## Exercise instructions
Scan the listing below and copy every line holding "paling".

## Records supplied
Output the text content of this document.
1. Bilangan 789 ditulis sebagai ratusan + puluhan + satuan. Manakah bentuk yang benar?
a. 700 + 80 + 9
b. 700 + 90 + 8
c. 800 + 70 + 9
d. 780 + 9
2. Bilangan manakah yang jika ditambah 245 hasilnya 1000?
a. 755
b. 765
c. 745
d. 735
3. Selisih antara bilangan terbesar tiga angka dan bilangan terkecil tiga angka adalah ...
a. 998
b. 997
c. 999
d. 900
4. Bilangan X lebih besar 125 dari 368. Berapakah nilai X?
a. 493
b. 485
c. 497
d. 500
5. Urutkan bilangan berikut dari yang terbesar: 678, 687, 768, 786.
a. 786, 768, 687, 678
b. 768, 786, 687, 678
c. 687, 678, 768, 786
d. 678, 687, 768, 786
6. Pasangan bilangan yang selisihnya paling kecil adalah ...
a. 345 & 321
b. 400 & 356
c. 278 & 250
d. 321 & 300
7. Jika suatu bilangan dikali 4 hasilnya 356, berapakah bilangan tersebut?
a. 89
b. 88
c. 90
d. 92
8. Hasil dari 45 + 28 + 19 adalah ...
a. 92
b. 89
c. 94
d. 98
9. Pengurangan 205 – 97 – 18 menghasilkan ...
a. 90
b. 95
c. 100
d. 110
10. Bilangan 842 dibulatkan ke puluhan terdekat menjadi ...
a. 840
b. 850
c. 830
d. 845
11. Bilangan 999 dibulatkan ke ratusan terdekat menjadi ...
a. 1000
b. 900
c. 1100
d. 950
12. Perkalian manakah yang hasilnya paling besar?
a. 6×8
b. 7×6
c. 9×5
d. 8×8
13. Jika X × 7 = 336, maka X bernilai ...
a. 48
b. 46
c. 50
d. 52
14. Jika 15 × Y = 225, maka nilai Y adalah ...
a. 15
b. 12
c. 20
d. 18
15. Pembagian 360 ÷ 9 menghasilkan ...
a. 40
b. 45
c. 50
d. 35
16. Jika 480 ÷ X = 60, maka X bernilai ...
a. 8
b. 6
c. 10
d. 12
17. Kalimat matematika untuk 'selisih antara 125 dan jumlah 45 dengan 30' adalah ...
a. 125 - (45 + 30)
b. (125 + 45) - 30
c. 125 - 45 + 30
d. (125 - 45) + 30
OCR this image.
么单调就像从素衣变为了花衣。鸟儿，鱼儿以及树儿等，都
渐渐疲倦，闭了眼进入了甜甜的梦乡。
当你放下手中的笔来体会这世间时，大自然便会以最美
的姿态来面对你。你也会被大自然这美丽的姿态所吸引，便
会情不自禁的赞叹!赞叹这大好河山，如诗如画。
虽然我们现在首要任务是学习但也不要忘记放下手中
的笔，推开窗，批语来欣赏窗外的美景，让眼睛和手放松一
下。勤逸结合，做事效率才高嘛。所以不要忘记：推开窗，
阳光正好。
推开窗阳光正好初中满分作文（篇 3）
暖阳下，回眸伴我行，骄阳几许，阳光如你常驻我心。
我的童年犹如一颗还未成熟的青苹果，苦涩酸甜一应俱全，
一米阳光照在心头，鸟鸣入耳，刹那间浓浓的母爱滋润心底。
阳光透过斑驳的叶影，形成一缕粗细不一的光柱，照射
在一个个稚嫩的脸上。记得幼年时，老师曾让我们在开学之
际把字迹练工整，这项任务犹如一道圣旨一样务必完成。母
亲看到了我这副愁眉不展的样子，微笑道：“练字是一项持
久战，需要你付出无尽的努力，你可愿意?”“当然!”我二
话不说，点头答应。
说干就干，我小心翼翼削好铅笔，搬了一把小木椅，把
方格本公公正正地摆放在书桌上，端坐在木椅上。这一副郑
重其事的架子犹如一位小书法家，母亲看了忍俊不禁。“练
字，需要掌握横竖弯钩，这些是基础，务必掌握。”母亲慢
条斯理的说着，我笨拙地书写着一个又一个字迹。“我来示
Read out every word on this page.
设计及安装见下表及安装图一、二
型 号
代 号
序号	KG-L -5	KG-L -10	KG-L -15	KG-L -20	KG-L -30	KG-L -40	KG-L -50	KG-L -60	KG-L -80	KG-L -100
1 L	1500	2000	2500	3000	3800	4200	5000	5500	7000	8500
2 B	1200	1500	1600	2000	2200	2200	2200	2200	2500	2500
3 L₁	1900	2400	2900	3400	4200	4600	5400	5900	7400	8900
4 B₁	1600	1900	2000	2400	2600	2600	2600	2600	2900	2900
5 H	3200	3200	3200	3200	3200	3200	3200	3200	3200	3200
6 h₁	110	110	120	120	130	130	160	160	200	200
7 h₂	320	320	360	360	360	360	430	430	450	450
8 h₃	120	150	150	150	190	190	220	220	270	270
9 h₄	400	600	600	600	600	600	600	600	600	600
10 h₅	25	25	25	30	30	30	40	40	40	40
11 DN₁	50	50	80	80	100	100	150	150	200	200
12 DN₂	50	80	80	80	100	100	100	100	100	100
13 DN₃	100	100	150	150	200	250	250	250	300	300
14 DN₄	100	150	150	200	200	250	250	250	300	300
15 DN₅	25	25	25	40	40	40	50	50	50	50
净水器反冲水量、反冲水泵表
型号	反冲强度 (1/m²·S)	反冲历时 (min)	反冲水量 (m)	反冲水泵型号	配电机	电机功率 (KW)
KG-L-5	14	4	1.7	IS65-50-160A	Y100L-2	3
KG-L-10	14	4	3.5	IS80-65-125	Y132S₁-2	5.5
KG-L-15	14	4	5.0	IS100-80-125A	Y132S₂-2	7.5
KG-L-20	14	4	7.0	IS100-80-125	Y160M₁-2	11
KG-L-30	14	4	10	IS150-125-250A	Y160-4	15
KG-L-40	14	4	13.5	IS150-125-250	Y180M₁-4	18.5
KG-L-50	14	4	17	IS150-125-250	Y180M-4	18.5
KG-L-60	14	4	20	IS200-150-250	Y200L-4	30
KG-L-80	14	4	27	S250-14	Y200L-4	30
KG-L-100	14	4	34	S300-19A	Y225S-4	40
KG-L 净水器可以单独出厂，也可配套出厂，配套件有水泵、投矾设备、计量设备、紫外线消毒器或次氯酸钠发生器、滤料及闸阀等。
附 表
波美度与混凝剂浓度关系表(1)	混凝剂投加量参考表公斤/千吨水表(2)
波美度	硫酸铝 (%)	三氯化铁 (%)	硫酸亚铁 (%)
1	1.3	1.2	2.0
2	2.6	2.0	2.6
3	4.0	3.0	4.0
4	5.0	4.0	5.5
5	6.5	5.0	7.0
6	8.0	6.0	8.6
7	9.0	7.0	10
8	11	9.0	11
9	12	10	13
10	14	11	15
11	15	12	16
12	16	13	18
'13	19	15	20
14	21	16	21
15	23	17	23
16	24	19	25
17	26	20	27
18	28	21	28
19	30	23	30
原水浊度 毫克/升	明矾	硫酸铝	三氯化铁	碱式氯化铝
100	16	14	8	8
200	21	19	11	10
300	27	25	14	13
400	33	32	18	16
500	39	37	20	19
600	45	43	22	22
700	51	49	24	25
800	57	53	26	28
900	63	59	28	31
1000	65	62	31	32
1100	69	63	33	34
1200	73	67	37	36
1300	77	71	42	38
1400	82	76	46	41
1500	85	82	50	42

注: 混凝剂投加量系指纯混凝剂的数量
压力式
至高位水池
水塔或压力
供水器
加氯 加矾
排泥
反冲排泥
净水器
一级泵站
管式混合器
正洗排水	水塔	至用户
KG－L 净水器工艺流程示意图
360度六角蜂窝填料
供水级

## Expected answer
6. Pasangan bilangan yang selisihnya paling kecil adalah ...
12. Perkalian manakah yang hasilnya paling besar?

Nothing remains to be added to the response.